> _QUOTED PASSAGE_
We have no plans, arrangements or understandings with any prospective target business concerning an initial business combination
and may be unable to complete our initial business combination. If we fail to complete our initial business combination, we will
never generate any operating revenues.
Past
performance by our management team, directors, advisors, Pine Island Capital Partners and their respective affiliates may not
be indicative of future performance of an investment in the company or in the future performance of any business we may acquire.
Information
regarding performance by, or businesses associated with, our management team, directors and advisors and their respective affiliates,
including Pine Island Capital Partners, is presented for informational purposes only. Past performance by our management team,
directors and advisors, Pine Island Capital Partners and such affiliates is not a guarantee (i) either of success with respect
to any business combination we may consummate or (ii) that we will be able to locate a suitable candidate for our initial business
combination. You should not rely on the historical performance of our management team, directors and advisors, Pine Island Capital
Partners or that of their respective affiliates as indicative of the future performance of an investment in the company or the
returns the company will, or is likely to, generate going forward. Our management team, directors and advisors, Pine Island Capital
Partners and their respective affiliates have had limited past experience with blank check and special purpose acquisition companies.

Dataset items:

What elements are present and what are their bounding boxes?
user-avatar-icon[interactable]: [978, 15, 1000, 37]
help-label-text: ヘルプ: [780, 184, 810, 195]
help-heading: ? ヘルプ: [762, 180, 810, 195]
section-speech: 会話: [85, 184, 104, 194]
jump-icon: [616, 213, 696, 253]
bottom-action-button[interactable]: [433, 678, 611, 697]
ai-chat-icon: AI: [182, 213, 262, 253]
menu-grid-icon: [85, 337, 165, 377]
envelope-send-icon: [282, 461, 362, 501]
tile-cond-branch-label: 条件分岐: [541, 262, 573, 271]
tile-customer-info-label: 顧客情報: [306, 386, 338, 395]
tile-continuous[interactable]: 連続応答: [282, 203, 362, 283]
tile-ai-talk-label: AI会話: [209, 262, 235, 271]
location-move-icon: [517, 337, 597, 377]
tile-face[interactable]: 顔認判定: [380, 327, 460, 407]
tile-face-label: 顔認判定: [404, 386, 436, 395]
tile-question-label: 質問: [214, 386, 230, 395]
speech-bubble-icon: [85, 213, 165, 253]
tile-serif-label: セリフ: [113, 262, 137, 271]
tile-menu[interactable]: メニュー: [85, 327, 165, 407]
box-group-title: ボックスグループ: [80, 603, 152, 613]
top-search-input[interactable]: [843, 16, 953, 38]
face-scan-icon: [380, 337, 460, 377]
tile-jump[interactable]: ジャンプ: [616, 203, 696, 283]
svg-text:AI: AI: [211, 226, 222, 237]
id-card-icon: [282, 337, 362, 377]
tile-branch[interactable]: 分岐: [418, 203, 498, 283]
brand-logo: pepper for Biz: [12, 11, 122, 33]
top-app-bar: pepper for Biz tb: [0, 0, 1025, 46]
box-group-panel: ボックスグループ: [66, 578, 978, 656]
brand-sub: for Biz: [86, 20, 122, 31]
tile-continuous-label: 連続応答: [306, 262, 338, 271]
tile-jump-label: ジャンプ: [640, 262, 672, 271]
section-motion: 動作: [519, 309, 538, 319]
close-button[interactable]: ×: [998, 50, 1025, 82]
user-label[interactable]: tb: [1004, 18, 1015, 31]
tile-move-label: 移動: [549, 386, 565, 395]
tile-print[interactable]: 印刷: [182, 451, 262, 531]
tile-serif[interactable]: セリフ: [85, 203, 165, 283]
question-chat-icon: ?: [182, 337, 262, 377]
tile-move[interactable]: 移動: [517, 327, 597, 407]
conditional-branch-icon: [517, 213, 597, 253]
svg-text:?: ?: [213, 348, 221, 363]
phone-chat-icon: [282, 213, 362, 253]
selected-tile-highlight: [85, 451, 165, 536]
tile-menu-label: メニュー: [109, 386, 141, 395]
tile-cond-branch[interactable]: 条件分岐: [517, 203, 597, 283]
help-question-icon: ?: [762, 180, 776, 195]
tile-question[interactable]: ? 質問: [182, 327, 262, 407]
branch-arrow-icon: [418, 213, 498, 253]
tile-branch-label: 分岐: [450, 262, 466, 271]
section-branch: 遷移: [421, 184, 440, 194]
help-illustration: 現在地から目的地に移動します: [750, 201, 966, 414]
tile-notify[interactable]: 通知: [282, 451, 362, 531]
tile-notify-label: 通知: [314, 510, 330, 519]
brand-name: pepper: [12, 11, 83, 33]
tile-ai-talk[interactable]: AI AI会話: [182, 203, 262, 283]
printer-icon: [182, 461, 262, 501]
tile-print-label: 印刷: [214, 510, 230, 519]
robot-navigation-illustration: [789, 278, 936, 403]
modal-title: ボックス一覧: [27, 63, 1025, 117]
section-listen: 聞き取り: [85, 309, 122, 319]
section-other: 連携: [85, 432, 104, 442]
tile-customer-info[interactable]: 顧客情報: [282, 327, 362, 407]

> _COMPLETE THE FOLLOWING_
a: How many lines of the entries contain the string "branch"? Reply with the number alone.
b: Can you pick up the business combination risk passage after its last sentence and continue it?
These entries are unrelated to the business combination risk passage.

> _THE REPLIES_
a: 7

b:
We
are an emerging growth company and a smaller reporting company within the meaning of the Securities Act, and if we take advantage
of certain exemptions from disclosure requirements available to emerging growth companies or smaller reporting companies, this
could make our securities less attractive to investors and may make it more difficult to compare our performance with other public
companies.
We
are an “emerging growth company” within the meaning of the Securities Act, as modified by the JOBS Act, and we may
take advantage of certain exemptions from various reporting requirements that are applicable to other public companies that are
not emerging growth companies including, but not limited to, not being required to comply with the auditor attestation requirements
of Section 404 of the Sarbanes- Oxley Act, reduced disclosure obligations regarding executive compensation in our periodic reports
and proxy statements, and exemptions from the requirements of holding a nonbinding advisory vote on executive compensation and
stockholder approval of any golden parachute payments not previously approved. As a result, our stockholders may not have access
to certain information they may deem important. We could be an emerging growth company for up to five years, although circumstances
could cause us to lose that status earlier, including if the aggregate worldwide market value of our Class A common stock held
by non-affiliates equals or exceeds $700.0 million as of any June 30 before that time, in which case we would no longer be an
emerging growth company as of the following December 31. We cannot predict whether investors will find our securities less attractive
because we will rely on these exemptions. If some investors find our securities less attractive as a result of our reliance on
these exemptions, the trading prices of our securities may be lower than they otherwise would be, there may be a less active trading
market for our securities and the trading prices of our securities may be more volatile.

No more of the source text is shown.